** BEGIN AVAILABLE RECORDS **

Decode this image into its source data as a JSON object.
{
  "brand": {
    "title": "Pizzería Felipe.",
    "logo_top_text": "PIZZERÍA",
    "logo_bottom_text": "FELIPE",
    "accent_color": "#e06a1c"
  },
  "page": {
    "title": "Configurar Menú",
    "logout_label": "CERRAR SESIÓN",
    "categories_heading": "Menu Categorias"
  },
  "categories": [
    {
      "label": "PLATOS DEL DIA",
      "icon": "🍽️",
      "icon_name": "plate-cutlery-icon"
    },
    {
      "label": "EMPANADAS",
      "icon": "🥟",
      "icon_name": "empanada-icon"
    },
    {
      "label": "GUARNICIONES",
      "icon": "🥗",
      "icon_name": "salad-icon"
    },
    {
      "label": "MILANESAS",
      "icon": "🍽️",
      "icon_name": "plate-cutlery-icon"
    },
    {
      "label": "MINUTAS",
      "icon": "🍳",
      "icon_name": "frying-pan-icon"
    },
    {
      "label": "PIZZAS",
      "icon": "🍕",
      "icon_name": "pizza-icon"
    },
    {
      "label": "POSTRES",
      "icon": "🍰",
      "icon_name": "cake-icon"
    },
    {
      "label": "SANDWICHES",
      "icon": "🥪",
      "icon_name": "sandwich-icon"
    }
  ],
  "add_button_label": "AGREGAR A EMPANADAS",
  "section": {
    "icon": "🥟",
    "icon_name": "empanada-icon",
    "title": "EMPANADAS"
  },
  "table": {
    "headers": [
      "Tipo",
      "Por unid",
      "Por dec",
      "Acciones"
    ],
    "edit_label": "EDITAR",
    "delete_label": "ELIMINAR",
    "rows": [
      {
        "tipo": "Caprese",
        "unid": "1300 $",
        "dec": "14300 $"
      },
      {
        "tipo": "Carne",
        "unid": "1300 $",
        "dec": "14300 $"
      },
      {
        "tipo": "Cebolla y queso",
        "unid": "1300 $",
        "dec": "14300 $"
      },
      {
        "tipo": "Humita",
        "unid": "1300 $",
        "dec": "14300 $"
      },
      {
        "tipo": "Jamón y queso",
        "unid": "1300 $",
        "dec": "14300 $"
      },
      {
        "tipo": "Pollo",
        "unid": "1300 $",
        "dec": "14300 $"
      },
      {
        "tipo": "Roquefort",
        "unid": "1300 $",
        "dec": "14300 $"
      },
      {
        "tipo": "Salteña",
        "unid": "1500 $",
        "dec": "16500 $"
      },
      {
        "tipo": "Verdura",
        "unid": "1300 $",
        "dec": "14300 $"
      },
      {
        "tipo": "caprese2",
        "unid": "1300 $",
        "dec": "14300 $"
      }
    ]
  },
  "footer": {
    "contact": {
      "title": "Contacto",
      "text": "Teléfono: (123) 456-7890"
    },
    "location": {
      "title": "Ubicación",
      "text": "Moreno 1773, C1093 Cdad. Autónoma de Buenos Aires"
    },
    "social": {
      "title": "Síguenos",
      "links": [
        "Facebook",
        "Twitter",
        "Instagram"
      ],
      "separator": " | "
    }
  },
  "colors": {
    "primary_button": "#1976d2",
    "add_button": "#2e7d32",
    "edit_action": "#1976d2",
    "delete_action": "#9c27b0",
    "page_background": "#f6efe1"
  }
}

** END AVAILABLE RECORDS **

WORK TO BE COMPLETED. Locate the lines above that hold the word "queso". Show every one of them.

ANSWER.
        "tipo": "Cebolla y queso",
        "tipo": "Jamón y queso",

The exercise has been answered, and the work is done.